### Work required
Please copy out the items below, replacing each "y-axis-label" with "vertical-axis-label" and keeping everything else the same.
[Start]
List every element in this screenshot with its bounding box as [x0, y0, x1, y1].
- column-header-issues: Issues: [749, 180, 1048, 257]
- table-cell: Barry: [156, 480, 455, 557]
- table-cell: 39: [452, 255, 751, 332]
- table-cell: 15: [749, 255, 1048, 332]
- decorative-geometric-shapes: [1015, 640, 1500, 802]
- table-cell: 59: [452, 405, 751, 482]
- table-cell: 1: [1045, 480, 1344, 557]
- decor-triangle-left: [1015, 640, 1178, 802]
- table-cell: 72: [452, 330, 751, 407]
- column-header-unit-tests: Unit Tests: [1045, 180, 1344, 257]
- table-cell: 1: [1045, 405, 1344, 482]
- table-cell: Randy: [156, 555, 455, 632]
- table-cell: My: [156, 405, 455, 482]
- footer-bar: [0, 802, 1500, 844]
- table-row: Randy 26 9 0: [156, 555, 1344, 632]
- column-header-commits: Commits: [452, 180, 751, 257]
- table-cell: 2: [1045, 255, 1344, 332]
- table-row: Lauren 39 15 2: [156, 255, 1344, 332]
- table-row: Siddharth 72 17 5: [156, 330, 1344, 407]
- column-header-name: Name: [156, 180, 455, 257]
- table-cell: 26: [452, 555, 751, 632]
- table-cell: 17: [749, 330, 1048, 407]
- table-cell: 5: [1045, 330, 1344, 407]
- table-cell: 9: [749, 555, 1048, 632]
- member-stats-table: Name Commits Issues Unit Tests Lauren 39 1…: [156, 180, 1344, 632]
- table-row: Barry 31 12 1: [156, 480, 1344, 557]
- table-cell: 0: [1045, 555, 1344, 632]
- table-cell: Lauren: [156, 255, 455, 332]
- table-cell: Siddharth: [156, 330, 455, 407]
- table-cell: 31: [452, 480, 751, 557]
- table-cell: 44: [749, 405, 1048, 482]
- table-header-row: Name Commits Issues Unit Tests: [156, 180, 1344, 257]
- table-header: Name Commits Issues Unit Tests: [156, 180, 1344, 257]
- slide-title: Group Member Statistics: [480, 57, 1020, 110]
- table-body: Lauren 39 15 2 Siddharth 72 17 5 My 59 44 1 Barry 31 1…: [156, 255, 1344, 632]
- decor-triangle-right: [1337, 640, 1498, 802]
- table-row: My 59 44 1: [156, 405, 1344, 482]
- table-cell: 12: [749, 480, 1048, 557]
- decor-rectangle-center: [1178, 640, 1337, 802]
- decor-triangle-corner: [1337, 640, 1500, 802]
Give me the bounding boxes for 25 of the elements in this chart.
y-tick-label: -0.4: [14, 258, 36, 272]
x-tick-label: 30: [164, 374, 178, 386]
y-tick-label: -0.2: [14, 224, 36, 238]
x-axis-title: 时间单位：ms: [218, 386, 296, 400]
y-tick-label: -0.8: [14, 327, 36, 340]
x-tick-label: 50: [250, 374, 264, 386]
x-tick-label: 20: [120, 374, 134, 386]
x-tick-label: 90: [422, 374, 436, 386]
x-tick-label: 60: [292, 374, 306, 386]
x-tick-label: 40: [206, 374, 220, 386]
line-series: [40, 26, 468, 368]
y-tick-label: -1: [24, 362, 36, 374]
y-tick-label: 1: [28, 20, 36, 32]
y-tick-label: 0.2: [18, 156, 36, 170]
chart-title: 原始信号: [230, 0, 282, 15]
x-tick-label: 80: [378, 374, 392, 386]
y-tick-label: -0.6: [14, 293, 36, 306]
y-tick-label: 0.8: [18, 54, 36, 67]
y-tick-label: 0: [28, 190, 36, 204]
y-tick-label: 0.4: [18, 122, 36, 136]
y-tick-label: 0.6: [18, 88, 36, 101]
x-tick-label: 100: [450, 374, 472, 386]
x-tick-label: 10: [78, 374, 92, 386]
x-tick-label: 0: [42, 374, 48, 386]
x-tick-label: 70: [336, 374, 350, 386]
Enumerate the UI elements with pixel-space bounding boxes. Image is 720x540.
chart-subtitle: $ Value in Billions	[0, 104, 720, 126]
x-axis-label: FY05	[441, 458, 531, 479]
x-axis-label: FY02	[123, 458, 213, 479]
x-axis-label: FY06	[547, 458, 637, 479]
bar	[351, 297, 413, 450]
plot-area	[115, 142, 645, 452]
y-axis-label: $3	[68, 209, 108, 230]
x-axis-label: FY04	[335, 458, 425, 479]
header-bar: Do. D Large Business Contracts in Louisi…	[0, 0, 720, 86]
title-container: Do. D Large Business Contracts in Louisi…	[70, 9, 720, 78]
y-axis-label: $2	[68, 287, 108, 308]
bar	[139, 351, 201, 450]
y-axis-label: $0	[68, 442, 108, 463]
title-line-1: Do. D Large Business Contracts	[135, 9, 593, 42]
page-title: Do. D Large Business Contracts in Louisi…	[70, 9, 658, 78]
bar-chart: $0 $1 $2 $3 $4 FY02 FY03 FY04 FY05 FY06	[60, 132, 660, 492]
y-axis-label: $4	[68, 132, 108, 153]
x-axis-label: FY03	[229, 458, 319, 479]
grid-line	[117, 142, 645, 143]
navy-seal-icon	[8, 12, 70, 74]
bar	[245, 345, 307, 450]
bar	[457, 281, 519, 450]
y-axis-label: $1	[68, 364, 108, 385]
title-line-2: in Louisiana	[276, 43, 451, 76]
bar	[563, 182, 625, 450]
[End]
### Output of the task
List every element in this screenshot with its bounding box as [x0, y0, x1, y1].
- column-header-issues: Issues: [749, 180, 1048, 257]
- table-cell: Barry: [156, 480, 455, 557]
- table-cell: 39: [452, 255, 751, 332]
- table-cell: 15: [749, 255, 1048, 332]
- decorative-geometric-shapes: [1015, 640, 1500, 802]
- table-cell: 59: [452, 405, 751, 482]
- table-cell: 1: [1045, 480, 1344, 557]
- decor-triangle-left: [1015, 640, 1178, 802]
- table-cell: 72: [452, 330, 751, 407]
- column-header-unit-tests: Unit Tests: [1045, 180, 1344, 257]
- table-cell: 1: [1045, 405, 1344, 482]
- table-cell: Randy: [156, 555, 455, 632]
- table-cell: My: [156, 405, 455, 482]
- footer-bar: [0, 802, 1500, 844]
- table-row: Randy 26 9 0: [156, 555, 1344, 632]
- column-header-commits: Commits: [452, 180, 751, 257]
- table-cell: 2: [1045, 255, 1344, 332]
- table-row: Lauren 39 15 2: [156, 255, 1344, 332]
- table-row: Siddharth 72 17 5: [156, 330, 1344, 407]
- column-header-name: Name: [156, 180, 455, 257]
- table-cell: 26: [452, 555, 751, 632]
- table-cell: 17: [749, 330, 1048, 407]
- table-cell: 5: [1045, 330, 1344, 407]
- table-cell: 9: [749, 555, 1048, 632]
- member-stats-table: Name Commits Issues Unit Tests Lauren 39 1…: [156, 180, 1344, 632]
- table-row: Barry 31 12 1: [156, 480, 1344, 557]
- table-cell: 0: [1045, 555, 1344, 632]
- table-cell: Lauren: [156, 255, 455, 332]
- table-cell: Siddharth: [156, 330, 455, 407]
- table-cell: 31: [452, 480, 751, 557]
- table-cell: 44: [749, 405, 1048, 482]
- table-header-row: Name Commits Issues Unit Tests: [156, 180, 1344, 257]
- table-header: Name Commits Issues Unit Tests: [156, 180, 1344, 257]
- slide-title: Group Member Statistics: [480, 57, 1020, 110]
- table-body: Lauren 39 15 2 Siddharth 72 17 5 My 59 44 1 Barry 31 1…: [156, 255, 1344, 632]
- decor-triangle-right: [1337, 640, 1498, 802]
- table-row: My 59 44 1: [156, 405, 1344, 482]
- table-cell: 12: [749, 480, 1048, 557]
- decor-rectangle-center: [1178, 640, 1337, 802]
- decor-triangle-corner: [1337, 640, 1500, 802]
Give me the bounding boxes for 25 of the elements in this chart.
y-tick-label: -0.4: [14, 258, 36, 272]
x-tick-label: 30: [164, 374, 178, 386]
y-tick-label: -0.2: [14, 224, 36, 238]
x-axis-title: 时间单位：ms: [218, 386, 296, 400]
y-tick-label: -0.8: [14, 327, 36, 340]
x-tick-label: 50: [250, 374, 264, 386]
x-tick-label: 20: [120, 374, 134, 386]
x-tick-label: 90: [422, 374, 436, 386]
x-tick-label: 60: [292, 374, 306, 386]
x-tick-label: 40: [206, 374, 220, 386]
line-series: [40, 26, 468, 368]
y-tick-label: -1: [24, 362, 36, 374]
y-tick-label: 1: [28, 20, 36, 32]
y-tick-label: 0.2: [18, 156, 36, 170]
chart-title: 原始信号: [230, 0, 282, 15]
x-tick-label: 80: [378, 374, 392, 386]
y-tick-label: -0.6: [14, 293, 36, 306]
y-tick-label: 0.8: [18, 54, 36, 67]
y-tick-label: 0: [28, 190, 36, 204]
y-tick-label: 0.4: [18, 122, 36, 136]
y-tick-label: 0.6: [18, 88, 36, 101]
x-tick-label: 100: [450, 374, 472, 386]
x-tick-label: 10: [78, 374, 92, 386]
x-tick-label: 0: [42, 374, 48, 386]
x-tick-label: 70: [336, 374, 350, 386]
Enumerate the UI elements with pixel-space bounding boxes. Image is 720x540.
chart-subtitle: $ Value in Billions	[0, 104, 720, 126]
x-axis-label: FY05	[441, 458, 531, 479]
x-axis-label: FY02	[123, 458, 213, 479]
x-axis-label: FY06	[547, 458, 637, 479]
bar	[351, 297, 413, 450]
plot-area	[115, 142, 645, 452]
vertical-axis-label: $3	[68, 209, 108, 230]
x-axis-label: FY04	[335, 458, 425, 479]
header-bar: Do. D Large Business Contracts in Louisi…	[0, 0, 720, 86]
title-container: Do. D Large Business Contracts in Louisi…	[70, 9, 720, 78]
vertical-axis-label: $2	[68, 287, 108, 308]
bar	[139, 351, 201, 450]
vertical-axis-label: $0	[68, 442, 108, 463]
title-line-1: Do. D Large Business Contracts	[135, 9, 593, 42]
page-title: Do. D Large Business Contracts in Louisi…	[70, 9, 658, 78]
bar-chart: $0 $1 $2 $3 $4 FY02 FY03 FY04 FY05 FY06	[60, 132, 660, 492]
vertical-axis-label: $4	[68, 132, 108, 153]
x-axis-label: FY03	[229, 458, 319, 479]
grid-line	[117, 142, 645, 143]
navy-seal-icon	[8, 12, 70, 74]
bar	[245, 345, 307, 450]
bar	[457, 281, 519, 450]
vertical-axis-label: $1	[68, 364, 108, 385]
title-line-2: in Louisiana	[276, 43, 451, 76]
bar	[563, 182, 625, 450]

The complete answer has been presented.